**What the task asks:** Every line of the material below must be repeated exactly.

**The data:**
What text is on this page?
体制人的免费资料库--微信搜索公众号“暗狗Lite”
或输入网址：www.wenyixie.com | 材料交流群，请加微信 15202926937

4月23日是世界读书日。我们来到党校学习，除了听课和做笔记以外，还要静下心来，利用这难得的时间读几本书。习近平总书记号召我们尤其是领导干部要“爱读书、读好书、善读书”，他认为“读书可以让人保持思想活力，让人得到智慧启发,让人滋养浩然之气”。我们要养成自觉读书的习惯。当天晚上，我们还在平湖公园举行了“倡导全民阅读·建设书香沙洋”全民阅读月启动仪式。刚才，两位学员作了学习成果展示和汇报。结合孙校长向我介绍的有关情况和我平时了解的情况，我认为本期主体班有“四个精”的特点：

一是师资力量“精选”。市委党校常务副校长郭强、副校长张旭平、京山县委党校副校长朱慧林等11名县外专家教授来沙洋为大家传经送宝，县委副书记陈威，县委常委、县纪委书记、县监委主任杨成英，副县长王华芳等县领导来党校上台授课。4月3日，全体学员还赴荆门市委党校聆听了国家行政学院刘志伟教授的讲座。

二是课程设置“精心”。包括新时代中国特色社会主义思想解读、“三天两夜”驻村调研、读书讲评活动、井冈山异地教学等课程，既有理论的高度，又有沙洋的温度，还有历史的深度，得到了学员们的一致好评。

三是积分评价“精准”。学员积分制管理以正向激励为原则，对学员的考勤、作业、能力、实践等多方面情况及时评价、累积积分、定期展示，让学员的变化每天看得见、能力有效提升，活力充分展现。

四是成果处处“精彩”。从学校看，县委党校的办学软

**Problem solution:**
What text is on this page?
体制人的免费资料库--微信搜索公众号“暗狗Lite”
或输入网址：www.wenyixie.com | 材料交流群，请加微信 15202926937

4月23日是世界读书日。我们来到党校学习，除了听课和做笔记以外，还要静下心来，利用这难得的时间读几本书。习近平总书记号召我们尤其是领导干部要“爱读书、读好书、善读书”，他认为“读书可以让人保持思想活力，让人得到智慧启发,让人滋养浩然之气”。我们要养成自觉读书的习惯。当天晚上，我们还在平湖公园举行了“倡导全民阅读·建设书香沙洋”全民阅读月启动仪式。刚才，两位学员作了学习成果展示和汇报。结合孙校长向我介绍的有关情况和我平时了解的情况，我认为本期主体班有“四个精”的特点：

一是师资力量“精选”。市委党校常务副校长郭强、副校长张旭平、京山县委党校副校长朱慧林等11名县外专家教授来沙洋为大家传经送宝，县委副书记陈威，县委常委、县纪委书记、县监委主任杨成英，副县长王华芳等县领导来党校上台授课。4月3日，全体学员还赴荆门市委党校聆听了国家行政学院刘志伟教授的讲座。

二是课程设置“精心”。包括新时代中国特色社会主义思想解读、“三天两夜”驻村调研、读书讲评活动、井冈山异地教学等课程，既有理论的高度，又有沙洋的温度，还有历史的深度，得到了学员们的一致好评。

三是积分评价“精准”。学员积分制管理以正向激励为原则，对学员的考勤、作业、能力、实践等多方面情况及时评价、累积积分、定期展示，让学员的变化每天看得见、能力有效提升，活力充分展现。

四是成果处处“精彩”。从学校看，县委党校的办学软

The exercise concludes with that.